## [YOUR GOAL]
Set down, in full, every record in the block.
>> START DATASET
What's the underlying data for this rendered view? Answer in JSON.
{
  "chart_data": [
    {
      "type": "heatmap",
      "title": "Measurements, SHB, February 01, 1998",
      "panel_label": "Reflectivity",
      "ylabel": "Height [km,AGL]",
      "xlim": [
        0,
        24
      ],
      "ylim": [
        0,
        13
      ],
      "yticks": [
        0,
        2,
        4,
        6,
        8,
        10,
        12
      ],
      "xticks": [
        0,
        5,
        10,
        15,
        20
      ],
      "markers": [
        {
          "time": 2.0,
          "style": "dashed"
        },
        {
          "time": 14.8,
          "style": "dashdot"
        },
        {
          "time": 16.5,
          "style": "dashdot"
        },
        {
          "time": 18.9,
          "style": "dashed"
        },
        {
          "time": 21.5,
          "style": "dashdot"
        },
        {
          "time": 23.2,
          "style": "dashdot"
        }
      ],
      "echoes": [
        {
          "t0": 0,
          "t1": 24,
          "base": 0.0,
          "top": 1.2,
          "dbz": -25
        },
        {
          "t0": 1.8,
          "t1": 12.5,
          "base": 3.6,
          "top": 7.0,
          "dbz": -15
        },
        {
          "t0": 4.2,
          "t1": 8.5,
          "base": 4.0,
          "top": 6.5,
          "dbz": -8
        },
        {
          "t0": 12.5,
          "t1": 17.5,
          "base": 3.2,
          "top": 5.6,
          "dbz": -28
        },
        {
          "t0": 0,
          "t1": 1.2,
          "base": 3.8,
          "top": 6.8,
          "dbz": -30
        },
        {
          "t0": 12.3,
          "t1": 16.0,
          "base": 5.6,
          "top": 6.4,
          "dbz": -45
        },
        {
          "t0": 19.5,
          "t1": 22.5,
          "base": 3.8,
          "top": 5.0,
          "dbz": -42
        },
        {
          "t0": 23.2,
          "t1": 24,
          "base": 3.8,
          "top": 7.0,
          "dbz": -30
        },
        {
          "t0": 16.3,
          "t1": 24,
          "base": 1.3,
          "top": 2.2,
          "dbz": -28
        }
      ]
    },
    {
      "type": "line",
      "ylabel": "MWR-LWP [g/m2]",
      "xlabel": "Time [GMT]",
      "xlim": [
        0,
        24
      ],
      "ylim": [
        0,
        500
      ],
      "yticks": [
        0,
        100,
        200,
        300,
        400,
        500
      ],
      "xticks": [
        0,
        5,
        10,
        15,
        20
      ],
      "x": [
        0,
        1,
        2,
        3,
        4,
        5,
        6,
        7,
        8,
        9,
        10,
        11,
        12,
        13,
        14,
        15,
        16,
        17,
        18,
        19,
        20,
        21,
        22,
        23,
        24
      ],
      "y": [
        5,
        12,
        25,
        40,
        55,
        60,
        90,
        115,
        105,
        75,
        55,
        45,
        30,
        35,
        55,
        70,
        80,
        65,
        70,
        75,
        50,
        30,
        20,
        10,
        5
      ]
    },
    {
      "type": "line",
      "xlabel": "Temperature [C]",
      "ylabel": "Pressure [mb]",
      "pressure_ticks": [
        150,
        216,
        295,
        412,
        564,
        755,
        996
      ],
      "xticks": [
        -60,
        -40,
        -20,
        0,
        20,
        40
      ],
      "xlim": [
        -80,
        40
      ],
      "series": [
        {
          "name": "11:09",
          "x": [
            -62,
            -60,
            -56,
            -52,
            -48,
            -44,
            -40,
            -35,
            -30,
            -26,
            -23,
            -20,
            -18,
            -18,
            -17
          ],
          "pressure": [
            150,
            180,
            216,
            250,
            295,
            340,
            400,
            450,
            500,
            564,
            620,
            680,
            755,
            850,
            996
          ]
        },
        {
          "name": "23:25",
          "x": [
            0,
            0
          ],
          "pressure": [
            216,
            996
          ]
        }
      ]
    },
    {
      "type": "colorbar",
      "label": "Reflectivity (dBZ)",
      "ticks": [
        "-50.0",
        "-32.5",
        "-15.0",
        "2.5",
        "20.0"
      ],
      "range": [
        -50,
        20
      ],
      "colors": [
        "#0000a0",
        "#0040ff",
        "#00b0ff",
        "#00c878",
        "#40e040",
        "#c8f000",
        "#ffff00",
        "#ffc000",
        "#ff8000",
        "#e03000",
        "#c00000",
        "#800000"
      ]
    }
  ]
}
>> END DATASET
## [EXERCISE OUTPUT]
What's the underlying data for this rendered view? Answer in JSON.
{
  "chart_data": [
    {
      "type": "heatmap",
      "title": "Measurements, SHB, February 01, 1998",
      "panel_label": "Reflectivity",
      "ylabel": "Height [km,AGL]",
      "xlim": [
        0,
        24
      ],
      "ylim": [
        0,
        13
      ],
      "yticks": [
        0,
        2,
        4,
        6,
        8,
        10,
        12
      ],
      "xticks": [
        0,
        5,
        10,
        15,
        20
      ],
      "markers": [
        {
          "time": 2.0,
          "style": "dashed"
        },
        {
          "time": 14.8,
          "style": "dashdot"
        },
        {
          "time": 16.5,
          "style": "dashdot"
        },
        {
          "time": 18.9,
          "style": "dashed"
        },
        {
          "time": 21.5,
          "style": "dashdot"
        },
        {
          "time": 23.2,
          "style": "dashdot"
        }
      ],
      "echoes": [
        {
          "t0": 0,
          "t1": 24,
          "base": 0.0,
          "top": 1.2,
          "dbz": -25
        },
        {
          "t0": 1.8,
          "t1": 12.5,
          "base": 3.6,
          "top": 7.0,
          "dbz": -15
        },
        {
          "t0": 4.2,
          "t1": 8.5,
          "base": 4.0,
          "top": 6.5,
          "dbz": -8
        },
        {
          "t0": 12.5,
          "t1": 17.5,
          "base": 3.2,
          "top": 5.6,
          "dbz": -28
        },
        {
          "t0": 0,
          "t1": 1.2,
          "base": 3.8,
          "top": 6.8,
          "dbz": -30
        },
        {
          "t0": 12.3,
          "t1": 16.0,
          "base": 5.6,
          "top": 6.4,
          "dbz": -45
        },
        {
          "t0": 19.5,
          "t1": 22.5,
          "base": 3.8,
          "top": 5.0,
          "dbz": -42
        },
        {
          "t0": 23.2,
          "t1": 24,
          "base": 3.8,
          "top": 7.0,
          "dbz": -30
        },
        {
          "t0": 16.3,
          "t1": 24,
          "base": 1.3,
          "top": 2.2,
          "dbz": -28
        }
      ]
    },
    {
      "type": "line",
      "ylabel": "MWR-LWP [g/m2]",
      "xlabel": "Time [GMT]",
      "xlim": [
        0,
        24
      ],
      "ylim": [
        0,
        500
      ],
      "yticks": [
        0,
        100,
        200,
        300,
        400,
        500
      ],
      "xticks": [
        0,
        5,
        10,
        15,
        20
      ],
      "x": [
        0,
        1,
        2,
        3,
        4,
        5,
        6,
        7,
        8,
        9,
        10,
        11,
        12,
        13,
        14,
        15,
        16,
        17,
        18,
        19,
        20,
        21,
        22,
        23,
        24
      ],
      "y": [
        5,
        12,
        25,
        40,
        55,
        60,
        90,
        115,
        105,
        75,
        55,
        45,
        30,
        35,
        55,
        70,
        80,
        65,
        70,
        75,
        50,
        30,
        20,
        10,
        5
      ]
    },
    {
      "type": "line",
      "xlabel": "Temperature [C]",
      "ylabel": "Pressure [mb]",
      "pressure_ticks": [
        150,
        216,
        295,
        412,
        564,
        755,
        996
      ],
      "xticks": [
        -60,
        -40,
        -20,
        0,
        20,
        40
      ],
      "xlim": [
        -80,
        40
      ],
      "series": [
        {
          "name": "11:09",
          "x": [
            -62,
            -60,
            -56,
            -52,
            -48,
            -44,
            -40,
            -35,
            -30,
            -26,
            -23,
            -20,
            -18,
            -18,
            -17
          ],
          "pressure": [
            150,
            180,
            216,
            250,
            295,
            340,
            400,
            450,
            500,
            564,
            620,
            680,
            755,
            850,
            996
          ]
        },
        {
          "name": "23:25",
          "x": [
            0,
            0
          ],
          "pressure": [
            216,
            996
          ]
        }
      ]
    },
    {
      "type": "colorbar",
      "label": "Reflectivity (dBZ)",
      "ticks": [
        "-50.0",
        "-32.5",
        "-15.0",
        "2.5",
        "20.0"
      ],
      "range": [
        -50,
        20
      ],
      "colors": [
        "#0000a0",
        "#0040ff",
        "#00b0ff",
        "#00c878",
        "#40e040",
        "#c8f000",
        "#ffff00",
        "#ffc000",
        "#ff8000",
        "#e03000",
        "#c00000",
        "#800000"
      ]
    }
  ]
}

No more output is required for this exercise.